■ Written exercise: Scan the lines below; pull out those with "облигации".

[Collection entries]
----------

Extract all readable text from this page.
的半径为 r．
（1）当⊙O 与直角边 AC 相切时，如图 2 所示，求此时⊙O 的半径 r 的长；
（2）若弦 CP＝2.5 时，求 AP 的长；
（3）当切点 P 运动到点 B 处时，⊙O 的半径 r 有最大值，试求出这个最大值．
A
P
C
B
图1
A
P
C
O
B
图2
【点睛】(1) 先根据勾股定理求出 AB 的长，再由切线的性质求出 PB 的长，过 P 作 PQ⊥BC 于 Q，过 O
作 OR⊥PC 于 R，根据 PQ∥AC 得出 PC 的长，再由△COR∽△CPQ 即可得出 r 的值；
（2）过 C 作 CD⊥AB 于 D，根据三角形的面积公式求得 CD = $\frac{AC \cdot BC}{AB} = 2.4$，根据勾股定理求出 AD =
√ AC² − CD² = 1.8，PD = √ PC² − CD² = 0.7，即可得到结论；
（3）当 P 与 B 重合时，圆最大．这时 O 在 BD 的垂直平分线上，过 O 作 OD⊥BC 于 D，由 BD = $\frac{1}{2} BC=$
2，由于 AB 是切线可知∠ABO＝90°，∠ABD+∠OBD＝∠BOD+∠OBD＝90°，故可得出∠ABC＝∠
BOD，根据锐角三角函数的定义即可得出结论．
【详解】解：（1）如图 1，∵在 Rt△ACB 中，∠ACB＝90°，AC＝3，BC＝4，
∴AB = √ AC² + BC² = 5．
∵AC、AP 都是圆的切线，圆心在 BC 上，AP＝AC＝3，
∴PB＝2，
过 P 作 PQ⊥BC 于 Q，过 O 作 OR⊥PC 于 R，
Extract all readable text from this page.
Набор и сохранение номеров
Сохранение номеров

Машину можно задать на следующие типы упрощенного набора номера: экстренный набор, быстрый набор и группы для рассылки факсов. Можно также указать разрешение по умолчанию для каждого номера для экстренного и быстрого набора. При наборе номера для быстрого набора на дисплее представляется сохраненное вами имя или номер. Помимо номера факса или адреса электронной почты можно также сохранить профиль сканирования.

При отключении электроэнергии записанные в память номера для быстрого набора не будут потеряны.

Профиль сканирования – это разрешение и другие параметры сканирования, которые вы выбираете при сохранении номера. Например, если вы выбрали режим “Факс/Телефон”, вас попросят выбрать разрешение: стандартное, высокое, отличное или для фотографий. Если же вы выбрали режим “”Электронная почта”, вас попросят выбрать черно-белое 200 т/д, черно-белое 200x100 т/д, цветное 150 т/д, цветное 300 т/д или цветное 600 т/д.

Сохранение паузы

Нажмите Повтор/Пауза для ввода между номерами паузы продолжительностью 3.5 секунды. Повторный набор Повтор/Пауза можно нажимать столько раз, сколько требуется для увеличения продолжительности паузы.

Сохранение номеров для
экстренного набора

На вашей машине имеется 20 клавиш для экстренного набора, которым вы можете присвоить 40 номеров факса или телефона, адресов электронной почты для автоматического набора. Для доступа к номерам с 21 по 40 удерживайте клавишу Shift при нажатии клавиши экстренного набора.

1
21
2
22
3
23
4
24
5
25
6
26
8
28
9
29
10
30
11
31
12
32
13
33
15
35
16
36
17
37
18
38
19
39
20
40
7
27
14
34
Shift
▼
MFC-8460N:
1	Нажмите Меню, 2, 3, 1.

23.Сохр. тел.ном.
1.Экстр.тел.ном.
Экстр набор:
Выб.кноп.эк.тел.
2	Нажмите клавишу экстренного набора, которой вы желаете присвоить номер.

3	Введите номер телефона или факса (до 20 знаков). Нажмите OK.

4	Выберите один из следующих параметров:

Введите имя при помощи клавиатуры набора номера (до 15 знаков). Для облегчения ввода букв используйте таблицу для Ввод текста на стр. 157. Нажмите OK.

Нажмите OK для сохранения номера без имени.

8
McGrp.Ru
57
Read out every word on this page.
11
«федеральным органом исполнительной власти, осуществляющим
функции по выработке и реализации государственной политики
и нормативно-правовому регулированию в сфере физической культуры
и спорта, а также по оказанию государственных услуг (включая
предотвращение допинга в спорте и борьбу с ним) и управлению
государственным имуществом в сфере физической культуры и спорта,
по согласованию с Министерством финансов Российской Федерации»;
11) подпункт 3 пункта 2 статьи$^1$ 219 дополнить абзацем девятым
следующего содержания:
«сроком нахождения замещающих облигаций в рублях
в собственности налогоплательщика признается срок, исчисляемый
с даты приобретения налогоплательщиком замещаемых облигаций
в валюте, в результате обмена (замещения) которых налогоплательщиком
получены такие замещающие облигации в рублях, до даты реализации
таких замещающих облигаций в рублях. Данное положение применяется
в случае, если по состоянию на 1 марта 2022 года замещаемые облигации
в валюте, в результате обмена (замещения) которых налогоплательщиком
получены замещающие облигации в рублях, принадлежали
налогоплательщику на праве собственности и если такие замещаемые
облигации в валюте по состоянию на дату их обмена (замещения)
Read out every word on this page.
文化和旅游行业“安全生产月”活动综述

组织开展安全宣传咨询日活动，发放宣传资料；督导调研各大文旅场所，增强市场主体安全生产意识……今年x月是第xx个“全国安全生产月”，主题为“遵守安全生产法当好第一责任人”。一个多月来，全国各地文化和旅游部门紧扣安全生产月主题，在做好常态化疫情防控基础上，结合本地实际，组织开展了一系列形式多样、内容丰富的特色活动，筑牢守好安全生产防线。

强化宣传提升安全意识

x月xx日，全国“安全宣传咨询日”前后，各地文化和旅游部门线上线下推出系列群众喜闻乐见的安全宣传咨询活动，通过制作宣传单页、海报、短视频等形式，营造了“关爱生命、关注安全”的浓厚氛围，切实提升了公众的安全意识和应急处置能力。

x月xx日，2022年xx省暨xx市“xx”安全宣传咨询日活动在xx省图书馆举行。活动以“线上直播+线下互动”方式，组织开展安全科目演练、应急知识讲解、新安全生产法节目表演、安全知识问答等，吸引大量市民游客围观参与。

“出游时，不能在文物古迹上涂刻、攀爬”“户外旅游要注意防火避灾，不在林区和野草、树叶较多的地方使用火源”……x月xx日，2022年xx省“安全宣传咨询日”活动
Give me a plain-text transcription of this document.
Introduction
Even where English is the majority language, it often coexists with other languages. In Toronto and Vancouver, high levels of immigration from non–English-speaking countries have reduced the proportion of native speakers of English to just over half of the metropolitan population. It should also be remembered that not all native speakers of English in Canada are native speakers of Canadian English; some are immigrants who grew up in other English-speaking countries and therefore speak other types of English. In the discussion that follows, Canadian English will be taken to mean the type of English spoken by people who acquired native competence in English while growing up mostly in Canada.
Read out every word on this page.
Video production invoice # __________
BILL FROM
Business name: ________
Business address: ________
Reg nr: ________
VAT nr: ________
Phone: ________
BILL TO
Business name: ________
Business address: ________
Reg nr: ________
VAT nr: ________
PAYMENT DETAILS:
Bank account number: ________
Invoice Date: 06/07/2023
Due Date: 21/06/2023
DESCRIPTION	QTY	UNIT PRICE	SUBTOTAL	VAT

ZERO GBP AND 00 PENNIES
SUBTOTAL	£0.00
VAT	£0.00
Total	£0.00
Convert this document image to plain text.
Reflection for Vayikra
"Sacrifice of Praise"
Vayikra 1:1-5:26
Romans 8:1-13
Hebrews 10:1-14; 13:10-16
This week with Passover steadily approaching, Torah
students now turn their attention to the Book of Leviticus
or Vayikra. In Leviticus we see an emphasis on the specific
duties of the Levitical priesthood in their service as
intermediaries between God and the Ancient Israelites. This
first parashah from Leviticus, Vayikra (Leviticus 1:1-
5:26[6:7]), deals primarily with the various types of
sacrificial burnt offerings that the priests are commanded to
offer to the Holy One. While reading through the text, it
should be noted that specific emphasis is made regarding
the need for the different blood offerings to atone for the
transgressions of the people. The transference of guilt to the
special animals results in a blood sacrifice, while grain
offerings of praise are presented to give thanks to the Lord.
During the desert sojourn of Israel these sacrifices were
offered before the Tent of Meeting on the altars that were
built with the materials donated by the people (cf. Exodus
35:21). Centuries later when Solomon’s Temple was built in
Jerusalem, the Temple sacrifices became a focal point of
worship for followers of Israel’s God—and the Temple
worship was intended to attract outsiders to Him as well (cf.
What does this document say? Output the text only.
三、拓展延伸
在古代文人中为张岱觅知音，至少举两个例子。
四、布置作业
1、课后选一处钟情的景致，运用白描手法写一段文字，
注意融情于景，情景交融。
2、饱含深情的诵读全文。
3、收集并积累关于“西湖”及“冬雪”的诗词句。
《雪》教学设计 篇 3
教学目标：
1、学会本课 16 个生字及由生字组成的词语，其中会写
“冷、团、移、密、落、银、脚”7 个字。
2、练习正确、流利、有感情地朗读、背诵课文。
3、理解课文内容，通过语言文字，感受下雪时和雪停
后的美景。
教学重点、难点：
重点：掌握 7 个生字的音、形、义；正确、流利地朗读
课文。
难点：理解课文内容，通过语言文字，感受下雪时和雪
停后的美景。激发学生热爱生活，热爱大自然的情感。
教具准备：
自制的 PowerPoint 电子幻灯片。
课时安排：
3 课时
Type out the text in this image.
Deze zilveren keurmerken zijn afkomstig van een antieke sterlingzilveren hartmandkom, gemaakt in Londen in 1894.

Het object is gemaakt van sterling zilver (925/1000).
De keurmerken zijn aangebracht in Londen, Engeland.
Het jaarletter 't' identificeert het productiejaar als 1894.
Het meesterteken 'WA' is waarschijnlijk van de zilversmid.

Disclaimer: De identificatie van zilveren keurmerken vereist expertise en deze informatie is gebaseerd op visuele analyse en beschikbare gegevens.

----------

■ Written reply:
получены такие замещающие облигации в рублях, до даты реализации
в случае, если по состоянию на 1 марта 2022 года замещаемые облигации
получены замещающие облигации в рублях, принадлежали
облигации в валюте по состоянию на дату их обмена (замещения)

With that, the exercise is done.